━━ Input material
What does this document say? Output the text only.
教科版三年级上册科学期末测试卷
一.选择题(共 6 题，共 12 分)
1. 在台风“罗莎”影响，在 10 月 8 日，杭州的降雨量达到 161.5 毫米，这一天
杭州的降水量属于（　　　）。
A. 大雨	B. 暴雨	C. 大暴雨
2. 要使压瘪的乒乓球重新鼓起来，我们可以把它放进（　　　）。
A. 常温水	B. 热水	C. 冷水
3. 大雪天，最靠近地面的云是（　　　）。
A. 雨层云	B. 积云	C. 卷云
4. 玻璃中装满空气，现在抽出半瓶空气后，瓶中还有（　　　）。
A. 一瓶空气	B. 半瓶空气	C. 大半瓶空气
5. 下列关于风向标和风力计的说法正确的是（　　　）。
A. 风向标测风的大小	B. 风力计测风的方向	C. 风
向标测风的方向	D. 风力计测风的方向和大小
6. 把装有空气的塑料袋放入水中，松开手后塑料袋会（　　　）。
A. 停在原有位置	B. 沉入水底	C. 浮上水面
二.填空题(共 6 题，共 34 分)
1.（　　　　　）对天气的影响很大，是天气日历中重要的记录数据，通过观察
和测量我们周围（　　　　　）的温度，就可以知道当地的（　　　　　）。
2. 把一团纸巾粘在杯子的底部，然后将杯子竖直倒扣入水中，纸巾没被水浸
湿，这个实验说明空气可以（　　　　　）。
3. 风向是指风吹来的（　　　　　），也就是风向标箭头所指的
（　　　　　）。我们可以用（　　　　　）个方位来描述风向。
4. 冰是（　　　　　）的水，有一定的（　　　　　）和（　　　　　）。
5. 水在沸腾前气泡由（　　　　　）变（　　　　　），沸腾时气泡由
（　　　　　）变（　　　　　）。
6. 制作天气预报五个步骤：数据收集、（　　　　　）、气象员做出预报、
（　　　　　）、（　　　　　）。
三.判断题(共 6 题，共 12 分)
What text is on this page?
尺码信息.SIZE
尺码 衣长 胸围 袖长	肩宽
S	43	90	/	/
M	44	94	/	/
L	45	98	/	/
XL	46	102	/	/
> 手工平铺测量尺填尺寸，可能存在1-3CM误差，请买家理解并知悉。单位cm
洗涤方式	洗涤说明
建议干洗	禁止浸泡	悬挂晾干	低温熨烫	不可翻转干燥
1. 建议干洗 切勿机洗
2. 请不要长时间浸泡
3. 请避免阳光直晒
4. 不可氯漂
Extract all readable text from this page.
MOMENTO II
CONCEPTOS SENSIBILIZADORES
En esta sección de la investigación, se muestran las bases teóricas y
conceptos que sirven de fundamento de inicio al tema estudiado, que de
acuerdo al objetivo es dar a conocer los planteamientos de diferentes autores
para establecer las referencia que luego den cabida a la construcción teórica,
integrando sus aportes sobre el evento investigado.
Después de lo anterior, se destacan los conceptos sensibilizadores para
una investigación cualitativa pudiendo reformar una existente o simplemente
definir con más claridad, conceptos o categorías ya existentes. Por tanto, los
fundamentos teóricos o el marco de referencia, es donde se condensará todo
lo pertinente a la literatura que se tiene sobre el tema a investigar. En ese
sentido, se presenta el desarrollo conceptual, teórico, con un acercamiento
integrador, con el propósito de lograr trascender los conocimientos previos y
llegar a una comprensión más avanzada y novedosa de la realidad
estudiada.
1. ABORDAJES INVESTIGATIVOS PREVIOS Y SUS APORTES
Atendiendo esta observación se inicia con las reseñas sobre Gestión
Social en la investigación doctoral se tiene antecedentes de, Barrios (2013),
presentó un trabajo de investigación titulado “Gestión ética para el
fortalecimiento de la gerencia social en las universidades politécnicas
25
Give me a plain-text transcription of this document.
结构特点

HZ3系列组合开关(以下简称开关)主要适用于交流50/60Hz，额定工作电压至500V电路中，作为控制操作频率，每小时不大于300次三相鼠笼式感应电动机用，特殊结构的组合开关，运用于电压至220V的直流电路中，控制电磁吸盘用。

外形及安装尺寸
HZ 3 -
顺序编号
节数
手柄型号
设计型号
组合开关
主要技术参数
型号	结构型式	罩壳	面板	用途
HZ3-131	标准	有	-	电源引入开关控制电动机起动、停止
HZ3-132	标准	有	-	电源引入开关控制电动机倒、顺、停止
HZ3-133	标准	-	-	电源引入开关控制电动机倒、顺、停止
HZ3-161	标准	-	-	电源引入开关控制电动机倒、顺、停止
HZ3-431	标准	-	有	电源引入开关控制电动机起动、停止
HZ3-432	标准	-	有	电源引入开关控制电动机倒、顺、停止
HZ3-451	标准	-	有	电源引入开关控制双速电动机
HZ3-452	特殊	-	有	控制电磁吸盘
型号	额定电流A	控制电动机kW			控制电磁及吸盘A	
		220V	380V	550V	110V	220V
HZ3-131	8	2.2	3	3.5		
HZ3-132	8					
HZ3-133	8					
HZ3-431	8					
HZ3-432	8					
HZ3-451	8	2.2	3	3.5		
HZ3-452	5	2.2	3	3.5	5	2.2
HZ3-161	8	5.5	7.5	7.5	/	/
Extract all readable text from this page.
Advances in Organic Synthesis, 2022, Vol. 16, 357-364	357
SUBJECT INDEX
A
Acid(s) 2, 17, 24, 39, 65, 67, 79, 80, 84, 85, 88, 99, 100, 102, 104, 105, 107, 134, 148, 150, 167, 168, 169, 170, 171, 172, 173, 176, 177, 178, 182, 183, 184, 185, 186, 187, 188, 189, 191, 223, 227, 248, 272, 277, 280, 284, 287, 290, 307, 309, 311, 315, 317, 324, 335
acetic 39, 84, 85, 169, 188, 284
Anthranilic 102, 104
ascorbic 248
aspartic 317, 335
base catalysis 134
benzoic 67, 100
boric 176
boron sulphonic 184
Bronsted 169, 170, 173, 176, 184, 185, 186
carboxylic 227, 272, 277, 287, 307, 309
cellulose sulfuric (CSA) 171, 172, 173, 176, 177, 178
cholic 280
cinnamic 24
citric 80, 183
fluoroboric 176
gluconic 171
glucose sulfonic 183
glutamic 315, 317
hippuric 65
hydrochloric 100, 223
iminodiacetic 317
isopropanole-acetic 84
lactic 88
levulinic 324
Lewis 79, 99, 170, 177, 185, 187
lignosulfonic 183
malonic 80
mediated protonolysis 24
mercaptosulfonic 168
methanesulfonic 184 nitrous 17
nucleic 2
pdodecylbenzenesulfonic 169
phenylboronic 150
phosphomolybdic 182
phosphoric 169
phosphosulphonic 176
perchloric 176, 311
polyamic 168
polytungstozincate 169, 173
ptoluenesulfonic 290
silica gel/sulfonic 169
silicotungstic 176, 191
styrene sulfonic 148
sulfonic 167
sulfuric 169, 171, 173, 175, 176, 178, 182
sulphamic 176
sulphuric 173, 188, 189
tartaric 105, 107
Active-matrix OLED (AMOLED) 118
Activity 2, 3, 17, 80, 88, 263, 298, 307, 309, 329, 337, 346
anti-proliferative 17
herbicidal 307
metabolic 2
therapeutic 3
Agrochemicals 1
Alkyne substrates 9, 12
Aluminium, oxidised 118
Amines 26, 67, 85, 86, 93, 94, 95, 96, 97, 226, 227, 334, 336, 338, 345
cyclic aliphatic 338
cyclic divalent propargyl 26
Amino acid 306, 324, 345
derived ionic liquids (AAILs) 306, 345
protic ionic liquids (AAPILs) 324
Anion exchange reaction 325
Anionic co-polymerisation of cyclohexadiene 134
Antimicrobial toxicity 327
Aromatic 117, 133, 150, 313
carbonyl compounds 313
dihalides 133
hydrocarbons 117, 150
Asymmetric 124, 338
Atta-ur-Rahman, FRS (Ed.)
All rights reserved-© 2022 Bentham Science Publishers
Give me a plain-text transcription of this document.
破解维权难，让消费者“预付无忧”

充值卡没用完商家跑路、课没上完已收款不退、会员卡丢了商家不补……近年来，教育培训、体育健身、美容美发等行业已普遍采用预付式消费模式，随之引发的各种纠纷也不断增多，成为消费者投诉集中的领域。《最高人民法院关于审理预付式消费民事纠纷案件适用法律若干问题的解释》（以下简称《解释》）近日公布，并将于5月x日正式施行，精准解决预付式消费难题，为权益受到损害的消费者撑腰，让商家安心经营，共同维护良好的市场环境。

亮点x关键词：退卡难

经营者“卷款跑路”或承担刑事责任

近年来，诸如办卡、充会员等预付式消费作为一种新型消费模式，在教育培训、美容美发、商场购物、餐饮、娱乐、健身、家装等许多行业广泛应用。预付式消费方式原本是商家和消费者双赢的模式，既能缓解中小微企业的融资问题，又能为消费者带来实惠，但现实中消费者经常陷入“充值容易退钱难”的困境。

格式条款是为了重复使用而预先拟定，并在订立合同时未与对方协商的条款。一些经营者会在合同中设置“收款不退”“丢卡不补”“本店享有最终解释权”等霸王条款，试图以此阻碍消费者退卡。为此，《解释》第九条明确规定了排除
━━━━
:: Your goal ::
Report how many lines in the records above contain the word "tema", giving only the number.

:: Task answer ::
2